■ What you should do:
Among the lines below, count those containing the word "text". Give the number only.

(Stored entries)
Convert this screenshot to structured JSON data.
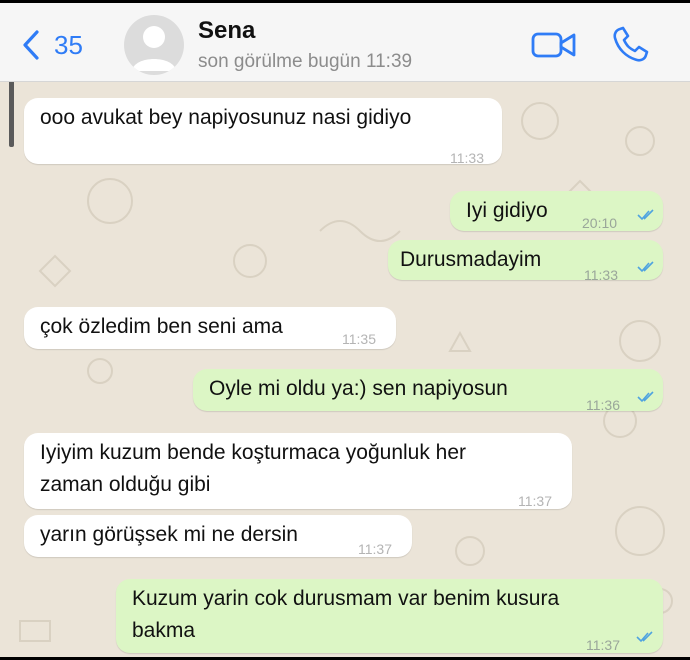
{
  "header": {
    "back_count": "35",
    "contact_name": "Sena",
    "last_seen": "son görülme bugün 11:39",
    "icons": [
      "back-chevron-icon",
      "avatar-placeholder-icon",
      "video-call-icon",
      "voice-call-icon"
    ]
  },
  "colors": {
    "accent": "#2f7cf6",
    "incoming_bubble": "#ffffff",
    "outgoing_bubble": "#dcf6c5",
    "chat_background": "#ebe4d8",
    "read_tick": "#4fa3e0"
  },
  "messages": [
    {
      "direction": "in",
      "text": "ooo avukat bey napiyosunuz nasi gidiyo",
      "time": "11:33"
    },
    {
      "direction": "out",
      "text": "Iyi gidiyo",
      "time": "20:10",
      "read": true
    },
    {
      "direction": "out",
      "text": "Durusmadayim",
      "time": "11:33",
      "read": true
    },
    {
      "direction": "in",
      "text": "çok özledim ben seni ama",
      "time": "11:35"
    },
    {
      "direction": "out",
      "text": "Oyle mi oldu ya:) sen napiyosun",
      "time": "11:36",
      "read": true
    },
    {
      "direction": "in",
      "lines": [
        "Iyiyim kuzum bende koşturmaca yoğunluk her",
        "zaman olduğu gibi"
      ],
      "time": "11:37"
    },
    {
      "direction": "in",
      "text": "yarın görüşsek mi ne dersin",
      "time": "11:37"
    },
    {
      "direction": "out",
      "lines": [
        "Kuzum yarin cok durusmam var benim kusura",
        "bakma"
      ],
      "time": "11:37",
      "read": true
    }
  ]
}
---
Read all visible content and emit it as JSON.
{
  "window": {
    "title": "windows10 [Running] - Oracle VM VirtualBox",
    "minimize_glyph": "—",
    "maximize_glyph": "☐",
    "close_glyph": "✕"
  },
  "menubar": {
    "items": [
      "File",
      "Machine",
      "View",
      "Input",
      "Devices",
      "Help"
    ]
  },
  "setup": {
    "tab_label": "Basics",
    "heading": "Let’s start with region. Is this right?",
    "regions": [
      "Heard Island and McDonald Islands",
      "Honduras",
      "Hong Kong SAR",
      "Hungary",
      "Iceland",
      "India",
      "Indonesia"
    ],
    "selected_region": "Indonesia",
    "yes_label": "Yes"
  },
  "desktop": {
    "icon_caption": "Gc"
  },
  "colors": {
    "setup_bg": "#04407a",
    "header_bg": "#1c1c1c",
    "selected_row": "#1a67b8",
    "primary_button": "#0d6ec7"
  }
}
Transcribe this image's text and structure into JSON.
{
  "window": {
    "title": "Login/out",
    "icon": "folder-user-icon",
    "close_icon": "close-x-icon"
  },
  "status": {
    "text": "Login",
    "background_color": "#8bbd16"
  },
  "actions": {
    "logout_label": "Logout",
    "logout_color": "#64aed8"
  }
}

■ Written solution:
8